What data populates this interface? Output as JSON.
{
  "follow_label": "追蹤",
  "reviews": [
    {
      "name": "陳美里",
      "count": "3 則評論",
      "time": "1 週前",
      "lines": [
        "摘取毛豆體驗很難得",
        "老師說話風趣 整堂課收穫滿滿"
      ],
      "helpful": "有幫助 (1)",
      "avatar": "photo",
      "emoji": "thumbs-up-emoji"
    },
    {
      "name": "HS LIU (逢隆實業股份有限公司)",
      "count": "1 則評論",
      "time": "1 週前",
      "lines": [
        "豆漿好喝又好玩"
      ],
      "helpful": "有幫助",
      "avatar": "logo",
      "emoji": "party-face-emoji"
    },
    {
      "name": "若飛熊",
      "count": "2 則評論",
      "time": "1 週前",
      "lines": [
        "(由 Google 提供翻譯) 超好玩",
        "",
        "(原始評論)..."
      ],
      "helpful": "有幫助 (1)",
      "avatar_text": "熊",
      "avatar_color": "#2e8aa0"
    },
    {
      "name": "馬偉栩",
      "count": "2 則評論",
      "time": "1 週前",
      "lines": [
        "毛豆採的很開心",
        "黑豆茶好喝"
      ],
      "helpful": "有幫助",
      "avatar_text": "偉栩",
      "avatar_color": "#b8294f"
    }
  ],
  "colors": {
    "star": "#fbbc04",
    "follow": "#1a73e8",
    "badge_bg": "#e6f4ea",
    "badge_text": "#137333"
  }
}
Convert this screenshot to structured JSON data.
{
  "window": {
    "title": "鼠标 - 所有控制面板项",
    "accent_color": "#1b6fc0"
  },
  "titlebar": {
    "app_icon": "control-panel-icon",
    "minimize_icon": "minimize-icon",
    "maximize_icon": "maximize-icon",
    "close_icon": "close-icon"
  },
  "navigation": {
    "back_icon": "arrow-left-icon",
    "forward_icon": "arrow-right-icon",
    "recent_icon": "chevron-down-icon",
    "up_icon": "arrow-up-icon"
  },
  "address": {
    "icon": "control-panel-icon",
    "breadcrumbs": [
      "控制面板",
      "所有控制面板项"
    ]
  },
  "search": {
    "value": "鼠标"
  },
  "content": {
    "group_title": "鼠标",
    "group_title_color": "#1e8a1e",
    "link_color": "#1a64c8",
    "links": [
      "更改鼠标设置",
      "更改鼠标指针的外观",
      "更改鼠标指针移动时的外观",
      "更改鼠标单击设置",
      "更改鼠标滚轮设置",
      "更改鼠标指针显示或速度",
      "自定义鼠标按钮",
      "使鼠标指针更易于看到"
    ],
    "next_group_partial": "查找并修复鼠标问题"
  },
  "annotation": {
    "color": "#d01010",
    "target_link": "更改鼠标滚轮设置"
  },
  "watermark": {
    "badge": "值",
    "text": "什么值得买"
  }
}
• • • • •
» **Description of the task**
The records above need to be transcribed in full. Keep every character unchanged.

» **Problem solution**
What data populates this interface? Output as JSON.
{
  "follow_label": "追蹤",
  "reviews": [
    {
      "name": "陳美里",
      "count": "3 則評論",
      "time": "1 週前",
      "lines": [
        "摘取毛豆體驗很難得",
        "老師說話風趣 整堂課收穫滿滿"
      ],
      "helpful": "有幫助 (1)",
      "avatar": "photo",
      "emoji": "thumbs-up-emoji"
    },
    {
      "name": "HS LIU (逢隆實業股份有限公司)",
      "count": "1 則評論",
      "time": "1 週前",
      "lines": [
        "豆漿好喝又好玩"
      ],
      "helpful": "有幫助",
      "avatar": "logo",
      "emoji": "party-face-emoji"
    },
    {
      "name": "若飛熊",
      "count": "2 則評論",
      "time": "1 週前",
      "lines": [
        "(由 Google 提供翻譯) 超好玩",
        "",
        "(原始評論)..."
      ],
      "helpful": "有幫助 (1)",
      "avatar_text": "熊",
      "avatar_color": "#2e8aa0"
    },
    {
      "name": "馬偉栩",
      "count": "2 則評論",
      "time": "1 週前",
      "lines": [
        "毛豆採的很開心",
        "黑豆茶好喝"
      ],
      "helpful": "有幫助",
      "avatar_text": "偉栩",
      "avatar_color": "#b8294f"
    }
  ],
  "colors": {
    "star": "#fbbc04",
    "follow": "#1a73e8",
    "badge_bg": "#e6f4ea",
    "badge_text": "#137333"
  }
}
Convert this screenshot to structured JSON data.
{
  "window": {
    "title": "鼠标 - 所有控制面板项",
    "accent_color": "#1b6fc0"
  },
  "titlebar": {
    "app_icon": "control-panel-icon",
    "minimize_icon": "minimize-icon",
    "maximize_icon": "maximize-icon",
    "close_icon": "close-icon"
  },
  "navigation": {
    "back_icon": "arrow-left-icon",
    "forward_icon": "arrow-right-icon",
    "recent_icon": "chevron-down-icon",
    "up_icon": "arrow-up-icon"
  },
  "address": {
    "icon": "control-panel-icon",
    "breadcrumbs": [
      "控制面板",
      "所有控制面板项"
    ]
  },
  "search": {
    "value": "鼠标"
  },
  "content": {
    "group_title": "鼠标",
    "group_title_color": "#1e8a1e",
    "link_color": "#1a64c8",
    "links": [
      "更改鼠标设置",
      "更改鼠标指针的外观",
      "更改鼠标指针移动时的外观",
      "更改鼠标单击设置",
      "更改鼠标滚轮设置",
      "更改鼠标指针显示或速度",
      "自定义鼠标按钮",
      "使鼠标指针更易于看到"
    ],
    "next_group_partial": "查找并修复鼠标问题"
  },
  "annotation": {
    "color": "#d01010",
    "target_link": "更改鼠标滚轮设置"
  },
  "watermark": {
    "badge": "值",
    "text": "什么值得买"
  }
}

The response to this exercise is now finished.